→ **TASK DESCRIPTION**:
Leave out the pictures and repeat everything else in the records exactly.

** Start of INFORMATION SUPPLIED **

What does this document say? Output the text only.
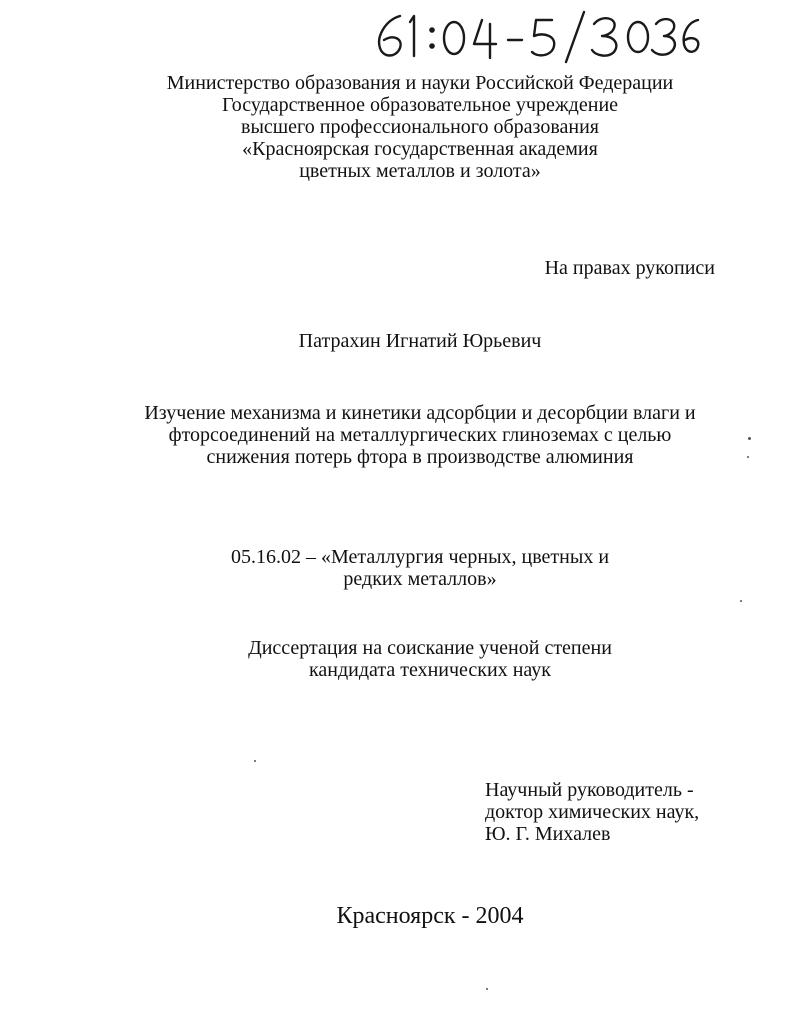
Министерство образования и науки Российской Федерации
Государственное образовательное учреждение
высшего профессионального образования
«Красноярская государственная академия
цветных металлов и золота»
На правах рукописи
Патрахин Игнатий Юрьевич
Изучение механизма и кинетики адсорбции и десорбции влаги и
фторсоединений на металлургических глиноземах с целью
снижения потерь фтора в производстве алюминия
05.16.02 – «Металлургия черных, цветных и
редких металлов»
Диссертация на соискание ученой степени
кандидата технических наук
Научный руководитель -
доктор химических наук,
Ю. Г. Михалев
Красноярск - 2004
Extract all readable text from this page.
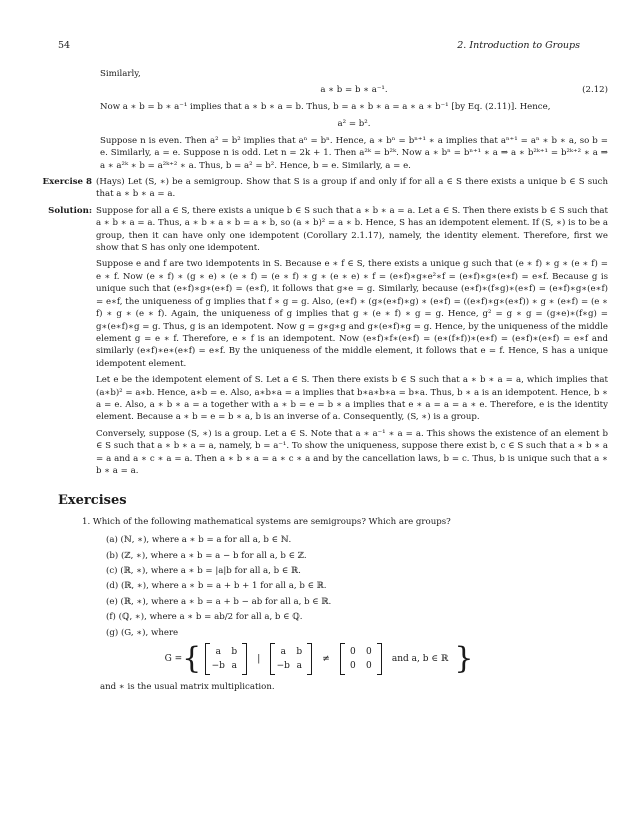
54	2. Introduction to Groups

Similarly,

a ∗ b = b ∗ a⁻¹.	(2.12)

Now a ∗ b = b ∗ a⁻¹ implies that a ∗ b ∗ a = b. Thus, b = a ∗ b ∗ a = a ∗ a ∗ b⁻¹ [by Eq. (2.11)]. Hence,

a² = b².

Suppose n is even. Then a² = b² implies that aⁿ = bⁿ. Hence, a ∗ bⁿ = bⁿ⁺¹ ∗ a implies that aⁿ⁺¹ = aⁿ ∗ b ∗ a, so b = e. Similarly, a = e. Suppose n is odd. Let n = 2k + 1. Then a²ᵏ = b²ᵏ. Now a ∗ bⁿ = bⁿ⁺¹ ∗ a ⇒ a ∗ b²ᵏ⁺¹ = b²ᵏ⁺² ∗ a ⇒ a ∗ a²ᵏ ∗ b = a²ᵏ⁺² ∗ a. Thus, b = a² = b². Hence, b = e. Similarly, a = e.

Exercise 8 (Hays) Let (S, ∗) be a semigroup. Show that S is a group if and only if for all a ∈ S there exists a unique b ∈ S such that a ∗ b ∗ a = a.

Solution: Suppose for all a ∈ S, there exists a unique b ∈ S such that a ∗ b ∗ a = a. Let a ∈ S. Then there exists b ∈ S such that a ∗ b ∗ a = a. Thus, a ∗ b ∗ a ∗ b = a ∗ b, so (a ∗ b)² = a ∗ b. Hence, S has an idempotent element. If (S, ∗) is to be a group, then it can have only one idempotent (Corollary 2.1.17), namely, the identity element. Therefore, first we show that S has only one idempotent.

Suppose e and f are two idempotents in S. Because e ∗ f ∈ S, there exists a unique g such that (e ∗ f) ∗ g ∗ (e ∗ f) = e ∗ f. Now (e ∗ f) ∗ (g ∗ e) ∗ (e ∗ f) = (e ∗ f) ∗ g ∗ (e ∗ e) ∗ f = (e∗f)∗g∗e²∗f = (e∗f)∗g∗(e∗f) = e∗f. Because g is unique such that (e∗f)∗g∗(e∗f) = (e∗f), it follows that g∗e = g. Similarly, because (e∗f)∗(f∗g)∗(e∗f) = (e∗f)∗g∗(e∗f) = e∗f, the uniqueness of g implies that f ∗ g = g. Also, (e∗f) ∗ (g∗(e∗f)∗g) ∗ (e∗f) = ((e∗f)∗g∗(e∗f)) ∗ g ∗ (e∗f) = (e ∗ f) ∗ g ∗ (e ∗ f). Again, the uniqueness of g implies that g ∗ (e ∗ f) ∗ g = g. Hence, g² = g ∗ g = (g∗e)∗(f∗g) = g∗(e∗f)∗g = g. Thus, g is an idempotent. Now g = g∗g∗g and g∗(e∗f)∗g = g. Hence, by the uniqueness of the middle element g = e ∗ f. Therefore, e ∗ f is an idempotent. Now (e∗f)∗f∗(e∗f) = (e∗(f∗f))∗(e∗f) = (e∗f)∗(e∗f) = e∗f and similarly (e∗f)∗e∗(e∗f) = e∗f. By the uniqueness of the middle element, it follows that e = f. Hence, S has a unique idempotent element.

Let e be the idempotent element of S. Let a ∈ S. Then there exists b ∈ S such that a ∗ b ∗ a = a, which implies that (a∗b)² = a∗b. Hence, a∗b = e. Also, a∗b∗a = a implies that b∗a∗b∗a = b∗a. Thus, b ∗ a is an idempotent. Hence, b ∗ a = e. Also, a ∗ b ∗ a = a together with a ∗ b = e = b ∗ a implies that e ∗ a = a = a ∗ e. Therefore, e is the identity element. Because a ∗ b = e = b ∗ a, b is an inverse of a. Consequently, (S, ∗) is a group.

Conversely, suppose (S, ∗) is a group. Let a ∈ S. Note that a ∗ a⁻¹ ∗ a = a. This shows the existence of an element b ∈ S such that a ∗ b ∗ a = a, namely, b = a⁻¹. To show the uniqueness, suppose there exist b, c ∈ S such that a ∗ b ∗ a = a and a ∗ c ∗ a = a. Then a ∗ b ∗ a = a ∗ c ∗ a and by the cancellation laws, b = c. Thus, b is unique such that a ∗ b ∗ a = a.

Exercises
1. Which of the following mathematical systems are semigroups? Which are groups?
(a) (ℕ, ∗), where a ∗ b = a for all a, b ∈ ℕ.
(b) (ℤ, ∗), where a ∗ b = a − b for all a, b ∈ ℤ.
(c) (ℝ, ∗), where a ∗ b = |a|b for all a, b ∈ ℝ.
(d) (ℝ, ∗), where a ∗ b = a + b + 1 for all a, b ∈ ℝ.
(e) (ℝ, ∗), where a ∗ b = a + b − ab for all a, b ∈ ℝ.
(f) (ℚ, ∗), where a ∗ b = ab/2 for all a, b ∈ ℚ.
(g) (G, ∗), where
G = {	a	b
−b a
|
a	b
−b a
≠
0	0
0	0
and a, b ∈ ℝ }
and ∗ is the usual matrix multiplication.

** End of INFORMATION SUPPLIED **

→ **EXERCISE ANSWER**:
What does this document say? Output the text only.
Министерство образования и науки Российской Федерации
Государственное образовательное учреждение
высшего профессионального образования
«Красноярская государственная академия
цветных металлов и золота»
На правах рукописи
Патрахин Игнатий Юрьевич
Изучение механизма и кинетики адсорбции и десорбции влаги и
фторсоединений на металлургических глиноземах с целью
снижения потерь фтора в производстве алюминия
05.16.02 – «Металлургия черных, цветных и
редких металлов»
Диссертация на соискание ученой степени
кандидата технических наук
Научный руководитель -
доктор химических наук,
Ю. Г. Михалев
Красноярск - 2004
Extract all readable text from this page.
54	2. Introduction to Groups

Similarly,

a ∗ b = b ∗ a⁻¹.	(2.12)

Now a ∗ b = b ∗ a⁻¹ implies that a ∗ b ∗ a = b. Thus, b = a ∗ b ∗ a = a ∗ a ∗ b⁻¹ [by Eq. (2.11)]. Hence,

a² = b².

Suppose n is even. Then a² = b² implies that aⁿ = bⁿ. Hence, a ∗ bⁿ = bⁿ⁺¹ ∗ a implies that aⁿ⁺¹ = aⁿ ∗ b ∗ a, so b = e. Similarly, a = e. Suppose n is odd. Let n = 2k + 1. Then a²ᵏ = b²ᵏ. Now a ∗ bⁿ = bⁿ⁺¹ ∗ a ⇒ a ∗ b²ᵏ⁺¹ = b²ᵏ⁺² ∗ a ⇒ a ∗ a²ᵏ ∗ b = a²ᵏ⁺² ∗ a. Thus, b = a² = b². Hence, b = e. Similarly, a = e.

Exercise 8 (Hays) Let (S, ∗) be a semigroup. Show that S is a group if and only if for all a ∈ S there exists a unique b ∈ S such that a ∗ b ∗ a = a.

Solution: Suppose for all a ∈ S, there exists a unique b ∈ S such that a ∗ b ∗ a = a. Let a ∈ S. Then there exists b ∈ S such that a ∗ b ∗ a = a. Thus, a ∗ b ∗ a ∗ b = a ∗ b, so (a ∗ b)² = a ∗ b. Hence, S has an idempotent element. If (S, ∗) is to be a group, then it can have only one idempotent (Corollary 2.1.17), namely, the identity element. Therefore, first we show that S has only one idempotent.

Suppose e and f are two idempotents in S. Because e ∗ f ∈ S, there exists a unique g such that (e ∗ f) ∗ g ∗ (e ∗ f) = e ∗ f. Now (e ∗ f) ∗ (g ∗ e) ∗ (e ∗ f) = (e ∗ f) ∗ g ∗ (e ∗ e) ∗ f = (e∗f)∗g∗e²∗f = (e∗f)∗g∗(e∗f) = e∗f. Because g is unique such that (e∗f)∗g∗(e∗f) = (e∗f), it follows that g∗e = g. Similarly, because (e∗f)∗(f∗g)∗(e∗f) = (e∗f)∗g∗(e∗f) = e∗f, the uniqueness of g implies that f ∗ g = g. Also, (e∗f) ∗ (g∗(e∗f)∗g) ∗ (e∗f) = ((e∗f)∗g∗(e∗f)) ∗ g ∗ (e∗f) = (e ∗ f) ∗ g ∗ (e ∗ f). Again, the uniqueness of g implies that g ∗ (e ∗ f) ∗ g = g. Hence, g² = g ∗ g = (g∗e)∗(f∗g) = g∗(e∗f)∗g = g. Thus, g is an idempotent. Now g = g∗g∗g and g∗(e∗f)∗g = g. Hence, by the uniqueness of the middle element g = e ∗ f. Therefore, e ∗ f is an idempotent. Now (e∗f)∗f∗(e∗f) = (e∗(f∗f))∗(e∗f) = (e∗f)∗(e∗f) = e∗f and similarly (e∗f)∗e∗(e∗f) = e∗f. By the uniqueness of the middle element, it follows that e = f. Hence, S has a unique idempotent element.

Let e be the idempotent element of S. Let a ∈ S. Then there exists b ∈ S such that a ∗ b ∗ a = a, which implies that (a∗b)² = a∗b. Hence, a∗b = e. Also, a∗b∗a = a implies that b∗a∗b∗a = b∗a. Thus, b ∗ a is an idempotent. Hence, b ∗ a = e. Also, a ∗ b ∗ a = a together with a ∗ b = e = b ∗ a implies that e ∗ a = a = a ∗ e. Therefore, e is the identity element. Because a ∗ b = e = b ∗ a, b is an inverse of a. Consequently, (S, ∗) is a group.

Conversely, suppose (S, ∗) is a group. Let a ∈ S. Note that a ∗ a⁻¹ ∗ a = a. This shows the existence of an element b ∈ S such that a ∗ b ∗ a = a, namely, b = a⁻¹. To show the uniqueness, suppose there exist b, c ∈ S such that a ∗ b ∗ a = a and a ∗ c ∗ a = a. Then a ∗ b ∗ a = a ∗ c ∗ a and by the cancellation laws, b = c. Thus, b is unique such that a ∗ b ∗ a = a.

Exercises
1. Which of the following mathematical systems are semigroups? Which are groups?
(a) (ℕ, ∗), where a ∗ b = a for all a, b ∈ ℕ.
(b) (ℤ, ∗), where a ∗ b = a − b for all a, b ∈ ℤ.
(c) (ℝ, ∗), where a ∗ b = |a|b for all a, b ∈ ℝ.
(d) (ℝ, ∗), where a ∗ b = a + b + 1 for all a, b ∈ ℝ.
(e) (ℝ, ∗), where a ∗ b = a + b − ab for all a, b ∈ ℝ.
(f) (ℚ, ∗), where a ∗ b = ab/2 for all a, b ∈ ℚ.
(g) (G, ∗), where
G = {	a	b
−b a
|
a	b
−b a
≠
0	0
0	0
and a, b ∈ ℝ }
and ∗ is the usual matrix multiplication.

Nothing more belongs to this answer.